▶ _Task statement_: State how many lines contain "under", and write nothing except that count.

▶ _Information given_:
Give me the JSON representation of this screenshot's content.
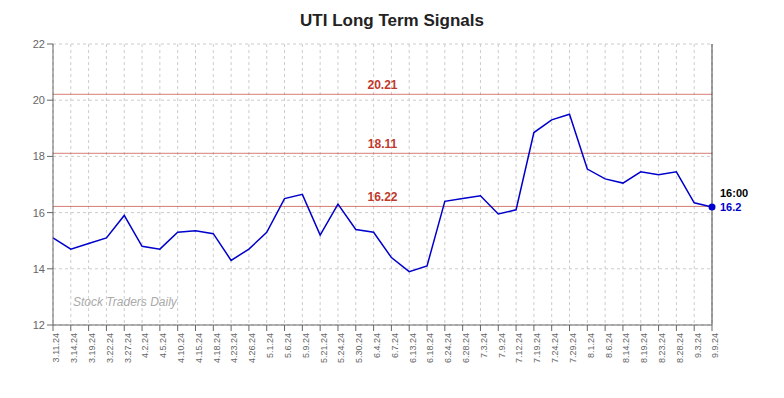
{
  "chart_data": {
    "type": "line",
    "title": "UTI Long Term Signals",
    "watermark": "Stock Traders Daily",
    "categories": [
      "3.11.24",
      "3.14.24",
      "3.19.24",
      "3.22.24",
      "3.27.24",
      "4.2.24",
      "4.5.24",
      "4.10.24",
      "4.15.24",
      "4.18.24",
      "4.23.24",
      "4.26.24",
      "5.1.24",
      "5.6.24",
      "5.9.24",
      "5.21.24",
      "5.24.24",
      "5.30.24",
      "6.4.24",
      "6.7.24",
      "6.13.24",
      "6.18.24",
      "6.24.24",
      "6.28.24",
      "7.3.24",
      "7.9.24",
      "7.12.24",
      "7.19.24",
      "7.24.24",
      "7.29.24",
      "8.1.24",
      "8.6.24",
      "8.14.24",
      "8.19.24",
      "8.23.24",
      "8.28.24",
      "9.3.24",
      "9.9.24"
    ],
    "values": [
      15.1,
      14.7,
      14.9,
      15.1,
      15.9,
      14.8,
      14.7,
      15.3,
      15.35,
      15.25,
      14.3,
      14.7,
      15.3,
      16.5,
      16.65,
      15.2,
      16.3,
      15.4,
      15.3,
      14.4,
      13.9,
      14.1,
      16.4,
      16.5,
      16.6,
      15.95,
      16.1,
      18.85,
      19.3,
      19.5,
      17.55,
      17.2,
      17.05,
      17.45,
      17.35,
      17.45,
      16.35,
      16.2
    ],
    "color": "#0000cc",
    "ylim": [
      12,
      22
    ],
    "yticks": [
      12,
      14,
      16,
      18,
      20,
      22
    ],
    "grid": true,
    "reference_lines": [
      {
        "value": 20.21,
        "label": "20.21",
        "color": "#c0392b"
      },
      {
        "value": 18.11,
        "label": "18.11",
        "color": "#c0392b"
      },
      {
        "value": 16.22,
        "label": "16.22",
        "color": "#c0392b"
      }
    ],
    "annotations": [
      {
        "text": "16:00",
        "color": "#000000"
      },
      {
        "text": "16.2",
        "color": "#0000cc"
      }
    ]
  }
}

* * *

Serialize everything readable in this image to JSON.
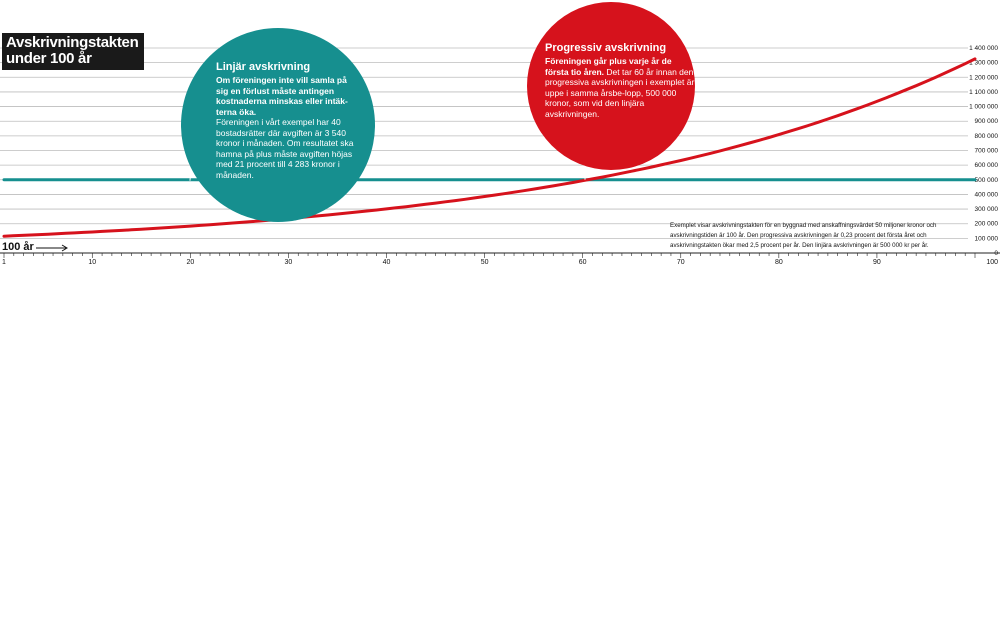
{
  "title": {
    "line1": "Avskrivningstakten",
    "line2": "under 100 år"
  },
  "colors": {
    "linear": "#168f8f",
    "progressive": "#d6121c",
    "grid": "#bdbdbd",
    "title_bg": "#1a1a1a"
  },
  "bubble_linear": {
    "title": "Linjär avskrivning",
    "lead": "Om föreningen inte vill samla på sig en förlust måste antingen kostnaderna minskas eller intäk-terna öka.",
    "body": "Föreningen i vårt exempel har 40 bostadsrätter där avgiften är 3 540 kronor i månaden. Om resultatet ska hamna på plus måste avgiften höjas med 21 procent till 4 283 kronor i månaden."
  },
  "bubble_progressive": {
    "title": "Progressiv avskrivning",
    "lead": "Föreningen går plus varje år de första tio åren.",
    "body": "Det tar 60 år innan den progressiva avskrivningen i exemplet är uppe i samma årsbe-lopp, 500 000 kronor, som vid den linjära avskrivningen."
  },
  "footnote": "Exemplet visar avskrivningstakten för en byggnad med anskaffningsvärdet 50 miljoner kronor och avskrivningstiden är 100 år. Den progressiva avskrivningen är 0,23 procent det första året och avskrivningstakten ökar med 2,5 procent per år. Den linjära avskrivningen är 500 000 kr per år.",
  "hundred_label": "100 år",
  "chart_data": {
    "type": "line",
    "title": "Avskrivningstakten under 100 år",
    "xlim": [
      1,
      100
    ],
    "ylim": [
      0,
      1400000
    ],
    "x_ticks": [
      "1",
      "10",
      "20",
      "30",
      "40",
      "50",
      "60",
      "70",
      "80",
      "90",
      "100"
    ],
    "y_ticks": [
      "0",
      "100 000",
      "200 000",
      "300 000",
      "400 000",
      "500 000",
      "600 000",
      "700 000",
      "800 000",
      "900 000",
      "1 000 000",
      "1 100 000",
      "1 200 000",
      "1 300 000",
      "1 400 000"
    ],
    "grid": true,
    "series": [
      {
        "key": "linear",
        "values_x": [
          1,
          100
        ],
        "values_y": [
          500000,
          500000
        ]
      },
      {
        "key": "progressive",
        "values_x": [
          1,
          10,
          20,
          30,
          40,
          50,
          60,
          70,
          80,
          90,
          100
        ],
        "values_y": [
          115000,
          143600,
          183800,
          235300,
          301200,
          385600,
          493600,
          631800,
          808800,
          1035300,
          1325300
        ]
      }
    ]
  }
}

▶ _Worked solution_: 2